- **REQUEST**
Exact repetition of every entry is required.

- **DATA TO USE**
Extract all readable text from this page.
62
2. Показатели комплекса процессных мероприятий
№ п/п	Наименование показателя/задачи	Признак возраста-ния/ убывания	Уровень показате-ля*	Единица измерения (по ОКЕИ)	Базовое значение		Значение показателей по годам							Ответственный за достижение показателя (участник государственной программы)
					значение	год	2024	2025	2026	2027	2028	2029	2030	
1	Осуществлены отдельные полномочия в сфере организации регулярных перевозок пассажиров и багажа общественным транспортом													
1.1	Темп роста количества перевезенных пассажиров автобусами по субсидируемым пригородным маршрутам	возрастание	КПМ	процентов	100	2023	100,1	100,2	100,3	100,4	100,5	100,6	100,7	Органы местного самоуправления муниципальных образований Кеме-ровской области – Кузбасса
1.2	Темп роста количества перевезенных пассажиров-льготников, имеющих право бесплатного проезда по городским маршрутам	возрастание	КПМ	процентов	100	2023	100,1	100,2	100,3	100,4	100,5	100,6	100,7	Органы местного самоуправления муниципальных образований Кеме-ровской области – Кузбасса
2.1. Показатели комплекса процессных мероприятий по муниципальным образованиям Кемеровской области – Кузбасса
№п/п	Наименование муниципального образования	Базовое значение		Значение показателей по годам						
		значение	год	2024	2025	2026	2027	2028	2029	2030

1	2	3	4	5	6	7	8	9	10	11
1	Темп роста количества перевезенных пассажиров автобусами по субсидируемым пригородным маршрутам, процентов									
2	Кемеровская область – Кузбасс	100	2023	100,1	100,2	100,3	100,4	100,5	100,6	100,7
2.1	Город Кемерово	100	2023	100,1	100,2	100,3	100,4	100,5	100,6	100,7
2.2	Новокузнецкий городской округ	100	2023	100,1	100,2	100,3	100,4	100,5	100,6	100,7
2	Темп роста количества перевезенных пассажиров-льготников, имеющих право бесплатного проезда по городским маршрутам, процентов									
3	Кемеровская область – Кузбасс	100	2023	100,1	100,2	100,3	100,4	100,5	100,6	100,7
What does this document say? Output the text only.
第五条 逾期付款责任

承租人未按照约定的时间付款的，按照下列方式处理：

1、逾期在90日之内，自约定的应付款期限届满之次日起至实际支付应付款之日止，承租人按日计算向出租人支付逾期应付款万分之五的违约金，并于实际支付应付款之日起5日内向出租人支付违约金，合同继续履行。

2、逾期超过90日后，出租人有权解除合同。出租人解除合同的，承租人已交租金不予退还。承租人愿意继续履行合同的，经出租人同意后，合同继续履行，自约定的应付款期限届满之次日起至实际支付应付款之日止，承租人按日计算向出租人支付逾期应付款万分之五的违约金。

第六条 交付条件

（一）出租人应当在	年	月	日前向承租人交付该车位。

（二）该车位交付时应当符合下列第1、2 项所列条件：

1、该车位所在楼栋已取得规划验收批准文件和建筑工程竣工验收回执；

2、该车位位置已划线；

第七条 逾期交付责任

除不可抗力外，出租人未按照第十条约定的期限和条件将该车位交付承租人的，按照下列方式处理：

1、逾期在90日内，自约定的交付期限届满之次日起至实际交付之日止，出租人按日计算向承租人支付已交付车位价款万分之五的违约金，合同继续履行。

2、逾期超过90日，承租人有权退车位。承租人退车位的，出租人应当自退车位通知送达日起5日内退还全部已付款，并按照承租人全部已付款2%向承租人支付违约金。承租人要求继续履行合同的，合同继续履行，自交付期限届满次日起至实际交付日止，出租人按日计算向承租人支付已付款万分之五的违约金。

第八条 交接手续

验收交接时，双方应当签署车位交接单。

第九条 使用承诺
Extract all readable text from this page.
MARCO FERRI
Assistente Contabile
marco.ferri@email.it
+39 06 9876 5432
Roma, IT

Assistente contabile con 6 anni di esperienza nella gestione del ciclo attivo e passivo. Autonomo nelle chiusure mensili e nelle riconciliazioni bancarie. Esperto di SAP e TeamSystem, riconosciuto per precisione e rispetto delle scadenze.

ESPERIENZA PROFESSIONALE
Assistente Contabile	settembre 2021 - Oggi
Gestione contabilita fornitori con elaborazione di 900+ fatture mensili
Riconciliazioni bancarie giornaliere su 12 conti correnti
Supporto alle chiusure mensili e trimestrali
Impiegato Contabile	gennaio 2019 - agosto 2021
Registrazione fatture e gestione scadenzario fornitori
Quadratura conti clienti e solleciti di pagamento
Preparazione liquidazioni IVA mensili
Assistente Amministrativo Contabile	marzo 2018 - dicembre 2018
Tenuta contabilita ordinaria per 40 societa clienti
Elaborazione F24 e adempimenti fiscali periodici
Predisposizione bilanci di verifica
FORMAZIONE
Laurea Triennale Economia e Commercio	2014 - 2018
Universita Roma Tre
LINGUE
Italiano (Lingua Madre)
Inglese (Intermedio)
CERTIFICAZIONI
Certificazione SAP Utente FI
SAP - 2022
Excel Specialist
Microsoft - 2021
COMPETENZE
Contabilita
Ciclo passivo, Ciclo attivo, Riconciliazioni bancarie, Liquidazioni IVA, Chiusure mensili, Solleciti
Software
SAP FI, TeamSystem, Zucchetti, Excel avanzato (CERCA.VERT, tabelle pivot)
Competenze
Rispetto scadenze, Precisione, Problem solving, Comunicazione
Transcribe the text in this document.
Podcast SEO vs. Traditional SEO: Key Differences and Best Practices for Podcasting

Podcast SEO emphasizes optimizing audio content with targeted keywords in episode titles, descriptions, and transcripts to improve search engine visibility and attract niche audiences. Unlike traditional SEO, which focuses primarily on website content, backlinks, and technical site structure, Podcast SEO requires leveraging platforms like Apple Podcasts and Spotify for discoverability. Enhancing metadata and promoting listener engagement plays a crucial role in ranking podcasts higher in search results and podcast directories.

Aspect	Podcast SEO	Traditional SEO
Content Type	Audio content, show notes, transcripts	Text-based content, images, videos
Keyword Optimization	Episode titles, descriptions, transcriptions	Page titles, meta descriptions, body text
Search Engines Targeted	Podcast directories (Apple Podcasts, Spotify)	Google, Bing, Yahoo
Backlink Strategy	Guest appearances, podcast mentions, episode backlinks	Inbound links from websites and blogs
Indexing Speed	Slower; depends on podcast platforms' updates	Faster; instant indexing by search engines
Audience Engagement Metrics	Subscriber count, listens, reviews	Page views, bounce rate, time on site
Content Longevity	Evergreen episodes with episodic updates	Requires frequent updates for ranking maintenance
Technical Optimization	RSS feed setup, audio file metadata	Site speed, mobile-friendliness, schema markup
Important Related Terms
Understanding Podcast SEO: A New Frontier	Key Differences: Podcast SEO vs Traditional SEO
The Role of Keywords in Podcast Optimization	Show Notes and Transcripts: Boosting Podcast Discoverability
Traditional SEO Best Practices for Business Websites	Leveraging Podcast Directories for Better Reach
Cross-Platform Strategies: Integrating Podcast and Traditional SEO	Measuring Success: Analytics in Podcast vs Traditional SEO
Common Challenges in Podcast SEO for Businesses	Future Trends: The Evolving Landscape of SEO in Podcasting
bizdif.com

- **WRITTEN ANSWER**
Extract all readable text from this page.
62
2. Показатели комплекса процессных мероприятий
№ п/п	Наименование показателя/задачи	Признак возраста-ния/ убывания	Уровень показате-ля*	Единица измерения (по ОКЕИ)	Базовое значение		Значение показателей по годам							Ответственный за достижение показателя (участник государственной программы)
					значение	год	2024	2025	2026	2027	2028	2029	2030	
1	Осуществлены отдельные полномочия в сфере организации регулярных перевозок пассажиров и багажа общественным транспортом													
1.1	Темп роста количества перевезенных пассажиров автобусами по субсидируемым пригородным маршрутам	возрастание	КПМ	процентов	100	2023	100,1	100,2	100,3	100,4	100,5	100,6	100,7	Органы местного самоуправления муниципальных образований Кеме-ровской области – Кузбасса
1.2	Темп роста количества перевезенных пассажиров-льготников, имеющих право бесплатного проезда по городским маршрутам	возрастание	КПМ	процентов	100	2023	100,1	100,2	100,3	100,4	100,5	100,6	100,7	Органы местного самоуправления муниципальных образований Кеме-ровской области – Кузбасса
2.1. Показатели комплекса процессных мероприятий по муниципальным образованиям Кемеровской области – Кузбасса
№п/п	Наименование муниципального образования	Базовое значение		Значение показателей по годам						
		значение	год	2024	2025	2026	2027	2028	2029	2030

1	2	3	4	5	6	7	8	9	10	11
1	Темп роста количества перевезенных пассажиров автобусами по субсидируемым пригородным маршрутам, процентов									
2	Кемеровская область – Кузбасс	100	2023	100,1	100,2	100,3	100,4	100,5	100,6	100,7
2.1	Город Кемерово	100	2023	100,1	100,2	100,3	100,4	100,5	100,6	100,7
2.2	Новокузнецкий городской округ	100	2023	100,1	100,2	100,3	100,4	100,5	100,6	100,7
2	Темп роста количества перевезенных пассажиров-льготников, имеющих право бесплатного проезда по городским маршрутам, процентов									
3	Кемеровская область – Кузбасс	100	2023	100,1	100,2	100,3	100,4	100,5	100,6	100,7
What does this document say? Output the text only.
第五条 逾期付款责任

承租人未按照约定的时间付款的，按照下列方式处理：

1、逾期在90日之内，自约定的应付款期限届满之次日起至实际支付应付款之日止，承租人按日计算向出租人支付逾期应付款万分之五的违约金，并于实际支付应付款之日起5日内向出租人支付违约金，合同继续履行。

2、逾期超过90日后，出租人有权解除合同。出租人解除合同的，承租人已交租金不予退还。承租人愿意继续履行合同的，经出租人同意后，合同继续履行，自约定的应付款期限届满之次日起至实际支付应付款之日止，承租人按日计算向出租人支付逾期应付款万分之五的违约金。

第六条 交付条件

（一）出租人应当在	年	月	日前向承租人交付该车位。

（二）该车位交付时应当符合下列第1、2 项所列条件：

1、该车位所在楼栋已取得规划验收批准文件和建筑工程竣工验收回执；

2、该车位位置已划线；

第七条 逾期交付责任

除不可抗力外，出租人未按照第十条约定的期限和条件将该车位交付承租人的，按照下列方式处理：

1、逾期在90日内，自约定的交付期限届满之次日起至实际交付之日止，出租人按日计算向承租人支付已交付车位价款万分之五的违约金，合同继续履行。

2、逾期超过90日，承租人有权退车位。承租人退车位的，出租人应当自退车位通知送达日起5日内退还全部已付款，并按照承租人全部已付款2%向承租人支付违约金。承租人要求继续履行合同的，合同继续履行，自交付期限届满次日起至实际交付日止，出租人按日计算向承租人支付已付款万分之五的违约金。

第八条 交接手续

验收交接时，双方应当签署车位交接单。

第九条 使用承诺
Extract all readable text from this page.
MARCO FERRI
Assistente Contabile
marco.ferri@email.it
+39 06 9876 5432
Roma, IT

Assistente contabile con 6 anni di esperienza nella gestione del ciclo attivo e passivo. Autonomo nelle chiusure mensili e nelle riconciliazioni bancarie. Esperto di SAP e TeamSystem, riconosciuto per precisione e rispetto delle scadenze.

ESPERIENZA PROFESSIONALE
Assistente Contabile	settembre 2021 - Oggi
Gestione contabilita fornitori con elaborazione di 900+ fatture mensili
Riconciliazioni bancarie giornaliere su 12 conti correnti
Supporto alle chiusure mensili e trimestrali
Impiegato Contabile	gennaio 2019 - agosto 2021
Registrazione fatture e gestione scadenzario fornitori
Quadratura conti clienti e solleciti di pagamento
Preparazione liquidazioni IVA mensili
Assistente Amministrativo Contabile	marzo 2018 - dicembre 2018
Tenuta contabilita ordinaria per 40 societa clienti
Elaborazione F24 e adempimenti fiscali periodici
Predisposizione bilanci di verifica
FORMAZIONE
Laurea Triennale Economia e Commercio	2014 - 2018
Universita Roma Tre
LINGUE
Italiano (Lingua Madre)
Inglese (Intermedio)
CERTIFICAZIONI
Certificazione SAP Utente FI
SAP - 2022
Excel Specialist
Microsoft - 2021
COMPETENZE
Contabilita
Ciclo passivo, Ciclo attivo, Riconciliazioni bancarie, Liquidazioni IVA, Chiusure mensili, Solleciti
Software
SAP FI, TeamSystem, Zucchetti, Excel avanzato (CERCA.VERT, tabelle pivot)
Competenze
Rispetto scadenze, Precisione, Problem solving, Comunicazione
Transcribe the text in this document.
Podcast SEO vs. Traditional SEO: Key Differences and Best Practices for Podcasting

Podcast SEO emphasizes optimizing audio content with targeted keywords in episode titles, descriptions, and transcripts to improve search engine visibility and attract niche audiences. Unlike traditional SEO, which focuses primarily on website content, backlinks, and technical site structure, Podcast SEO requires leveraging platforms like Apple Podcasts and Spotify for discoverability. Enhancing metadata and promoting listener engagement plays a crucial role in ranking podcasts higher in search results and podcast directories.

Aspect	Podcast SEO	Traditional SEO
Content Type	Audio content, show notes, transcripts	Text-based content, images, videos
Keyword Optimization	Episode titles, descriptions, transcriptions	Page titles, meta descriptions, body text
Search Engines Targeted	Podcast directories (Apple Podcasts, Spotify)	Google, Bing, Yahoo
Backlink Strategy	Guest appearances, podcast mentions, episode backlinks	Inbound links from websites and blogs
Indexing Speed	Slower; depends on podcast platforms' updates	Faster; instant indexing by search engines
Audience Engagement Metrics	Subscriber count, listens, reviews	Page views, bounce rate, time on site
Content Longevity	Evergreen episodes with episodic updates	Requires frequent updates for ranking maintenance
Technical Optimization	RSS feed setup, audio file metadata	Site speed, mobile-friendliness, schema markup
Important Related Terms
Understanding Podcast SEO: A New Frontier	Key Differences: Podcast SEO vs Traditional SEO
The Role of Keywords in Podcast Optimization	Show Notes and Transcripts: Boosting Podcast Discoverability
Traditional SEO Best Practices for Business Websites	Leveraging Podcast Directories for Better Reach
Cross-Platform Strategies: Integrating Podcast and Traditional SEO	Measuring Success: Analytics in Podcast vs Traditional SEO
Common Challenges in Podcast SEO for Businesses	Future Trends: The Evolving Landscape of SEO in Podcasting
bizdif.com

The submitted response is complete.